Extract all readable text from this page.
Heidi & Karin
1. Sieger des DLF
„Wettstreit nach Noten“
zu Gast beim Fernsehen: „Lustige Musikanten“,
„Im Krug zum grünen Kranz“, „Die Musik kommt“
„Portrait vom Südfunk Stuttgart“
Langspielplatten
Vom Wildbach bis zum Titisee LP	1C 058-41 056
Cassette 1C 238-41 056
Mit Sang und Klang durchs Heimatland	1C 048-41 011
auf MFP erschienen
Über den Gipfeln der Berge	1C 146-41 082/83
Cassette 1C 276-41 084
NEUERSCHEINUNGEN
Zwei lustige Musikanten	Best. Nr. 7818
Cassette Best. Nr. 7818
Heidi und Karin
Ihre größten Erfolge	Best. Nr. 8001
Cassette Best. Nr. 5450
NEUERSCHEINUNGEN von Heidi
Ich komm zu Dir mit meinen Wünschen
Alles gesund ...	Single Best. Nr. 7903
········
■ **Exercise directions**
Repeat the data verbatim.

■ **Answer to the task**
Extract all readable text from this page.
Heidi & Karin
1. Sieger des DLF
„Wettstreit nach Noten“
zu Gast beim Fernsehen: „Lustige Musikanten“,
„Im Krug zum grünen Kranz“, „Die Musik kommt“
„Portrait vom Südfunk Stuttgart“
Langspielplatten
Vom Wildbach bis zum Titisee LP	1C 058-41 056
Cassette 1C 238-41 056
Mit Sang und Klang durchs Heimatland	1C 048-41 011
auf MFP erschienen
Über den Gipfeln der Berge	1C 146-41 082/83
Cassette 1C 276-41 084
NEUERSCHEINUNGEN
Zwei lustige Musikanten	Best. Nr. 7818
Cassette Best. Nr. 7818
Heidi und Karin
Ihre größten Erfolge	Best. Nr. 8001
Cassette Best. Nr. 5450
NEUERSCHEINUNGEN von Heidi
Ich komm zu Dir mit meinen Wünschen
Alles gesund ...	Single Best. Nr. 7903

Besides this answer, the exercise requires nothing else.